>> Start INPUT RECORDS

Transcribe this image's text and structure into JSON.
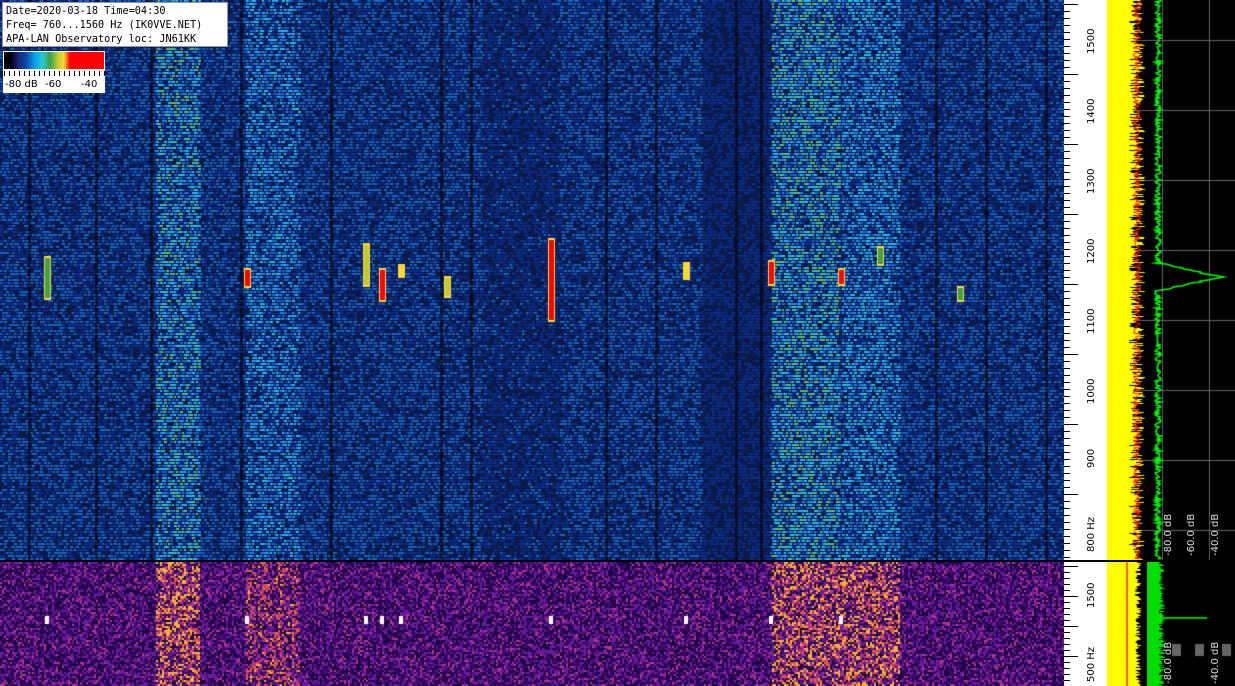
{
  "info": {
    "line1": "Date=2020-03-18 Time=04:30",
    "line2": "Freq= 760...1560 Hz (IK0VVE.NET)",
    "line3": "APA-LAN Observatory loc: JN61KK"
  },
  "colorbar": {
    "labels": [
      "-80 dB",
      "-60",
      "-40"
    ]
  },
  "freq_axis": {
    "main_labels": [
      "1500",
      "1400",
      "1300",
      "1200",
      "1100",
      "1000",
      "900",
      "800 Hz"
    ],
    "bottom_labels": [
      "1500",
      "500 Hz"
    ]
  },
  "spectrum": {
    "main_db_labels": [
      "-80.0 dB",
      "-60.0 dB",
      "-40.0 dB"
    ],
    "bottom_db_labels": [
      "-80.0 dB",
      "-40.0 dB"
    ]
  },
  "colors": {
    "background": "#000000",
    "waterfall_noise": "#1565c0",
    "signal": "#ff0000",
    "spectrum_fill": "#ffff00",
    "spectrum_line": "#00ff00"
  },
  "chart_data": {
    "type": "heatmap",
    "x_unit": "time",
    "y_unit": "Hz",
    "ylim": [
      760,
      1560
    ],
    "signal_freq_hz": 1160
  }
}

>> End INPUT RECORDS

BRIEF | Exclude every picture and copy the remaining data exactly.

WRITTEN RESPONSE |
Transcribe this image's text and structure into JSON.
{
  "info": {
    "line1": "Date=2020-03-18 Time=04:30",
    "line2": "Freq= 760...1560 Hz (IK0VVE.NET)",
    "line3": "APA-LAN Observatory loc: JN61KK"
  },
  "colorbar": {
    "labels": [
      "-80 dB",
      "-60",
      "-40"
    ]
  },
  "freq_axis": {
    "main_labels": [
      "1500",
      "1400",
      "1300",
      "1200",
      "1100",
      "1000",
      "900",
      "800 Hz"
    ],
    "bottom_labels": [
      "1500",
      "500 Hz"
    ]
  },
  "spectrum": {
    "main_db_labels": [
      "-80.0 dB",
      "-60.0 dB",
      "-40.0 dB"
    ],
    "bottom_db_labels": [
      "-80.0 dB",
      "-40.0 dB"
    ]
  },
  "colors": {
    "background": "#000000",
    "waterfall_noise": "#1565c0",
    "signal": "#ff0000",
    "spectrum_fill": "#ffff00",
    "spectrum_line": "#00ff00"
  },
  "chart_data": {
    "type": "heatmap",
    "x_unit": "time",
    "y_unit": "Hz",
    "ylim": [
      760,
      1560
    ],
    "signal_freq_hz": 1160
  }
}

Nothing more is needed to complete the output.